Goal ▸ Pick out every line with the word "JSON" and copy it.

===== Given data =====

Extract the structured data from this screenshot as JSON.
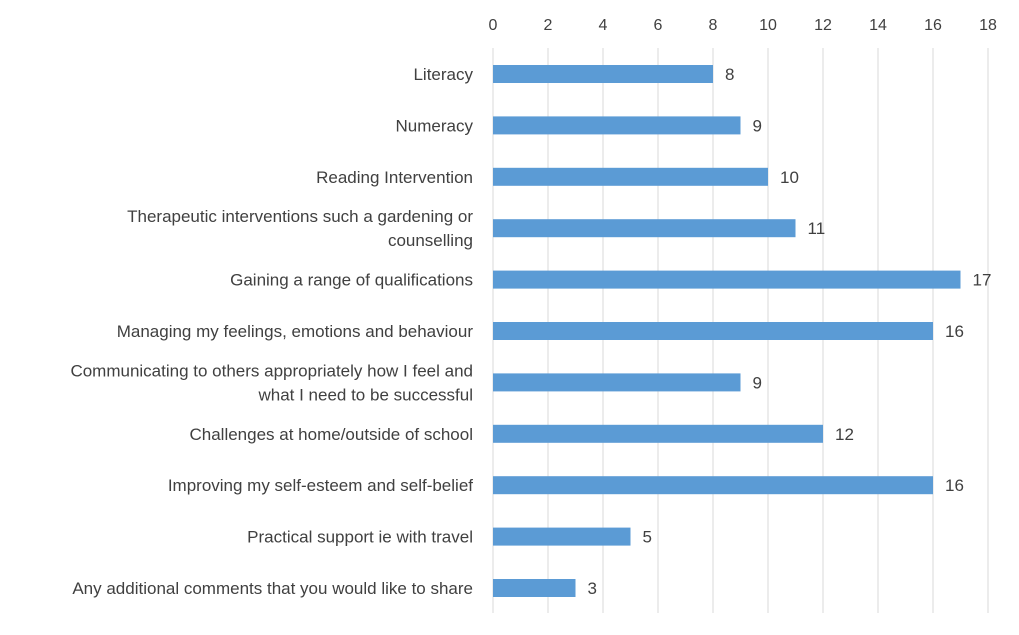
{
  "chart_data": {
    "type": "bar",
    "orientation": "horizontal",
    "title": "",
    "xlabel": "",
    "ylabel": "",
    "xlim": [
      0,
      18
    ],
    "x_ticks": [
      0,
      2,
      4,
      6,
      8,
      10,
      12,
      14,
      16,
      18
    ],
    "x_axis_position": "top",
    "grid": true,
    "legend": "none",
    "bar_color": "#5b9bd5",
    "categories": [
      [
        "Literacy"
      ],
      [
        "Numeracy"
      ],
      [
        "Reading Intervention"
      ],
      [
        "Therapeutic interventions such a gardening or",
        "counselling"
      ],
      [
        "Gaining a range of qualifications"
      ],
      [
        "Managing my feelings, emotions and behaviour"
      ],
      [
        "Communicating to others appropriately how I feel and",
        "what I need to be successful"
      ],
      [
        "Challenges at home/outside of school"
      ],
      [
        "Improving my self-esteem and self-belief"
      ],
      [
        "Practical support ie with travel"
      ],
      [
        "Any additional comments that you would like to share"
      ]
    ],
    "values": [
      8,
      9,
      10,
      11,
      17,
      16,
      9,
      12,
      16,
      5,
      3
    ],
    "data_labels": [
      "8",
      "9",
      "10",
      "11",
      "17",
      "16",
      "9",
      "12",
      "16",
      "5",
      "3"
    ]
  }
}
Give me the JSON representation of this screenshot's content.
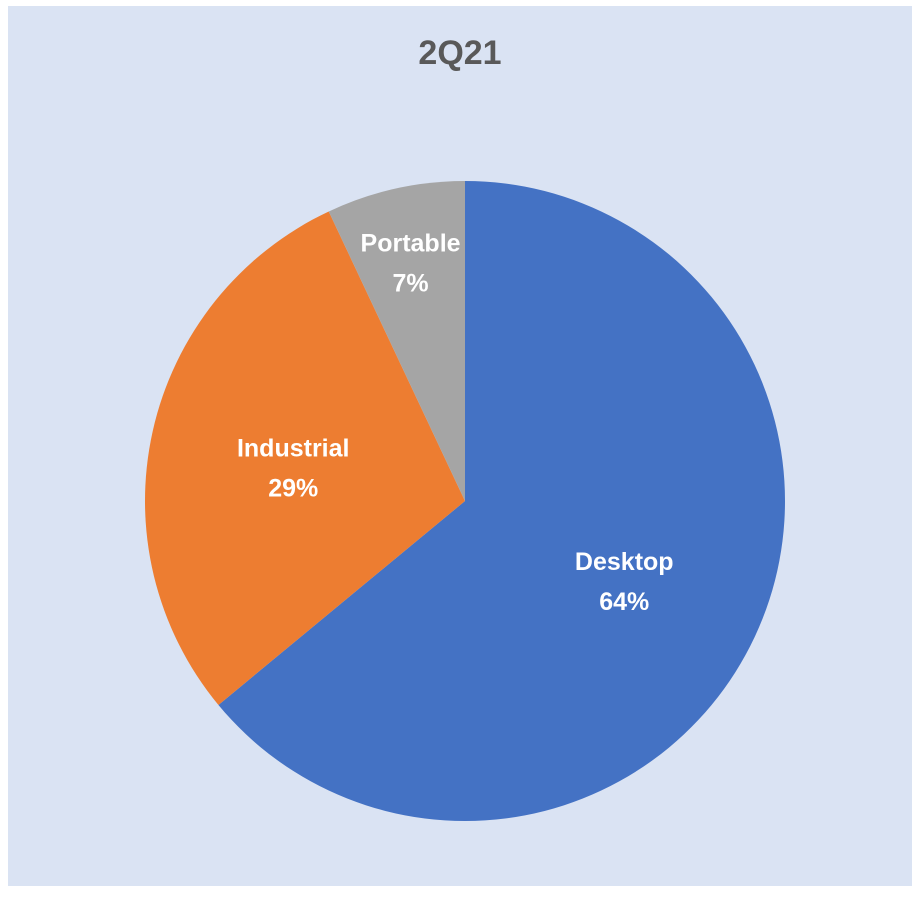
{
  "chart_data": {
    "type": "pie",
    "title": "2Q21",
    "slices": [
      {
        "label": "Desktop",
        "value": 64,
        "value_label": "64%",
        "color": "#4472c4"
      },
      {
        "label": "Industrial",
        "value": 29,
        "value_label": "29%",
        "color": "#ed7d31"
      },
      {
        "label": "Portable",
        "value": 7,
        "value_label": "7%",
        "color": "#a5a5a5"
      }
    ],
    "start": "12 o'clock",
    "direction": "clockwise",
    "legend": "none",
    "data_labels": "category name and percentage inside slices",
    "background_color": "#dae3f3"
  }
}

=====

Finished task ▸
Extract the structured data from this screenshot as JSON.
Give me the JSON representation of this screenshot's content.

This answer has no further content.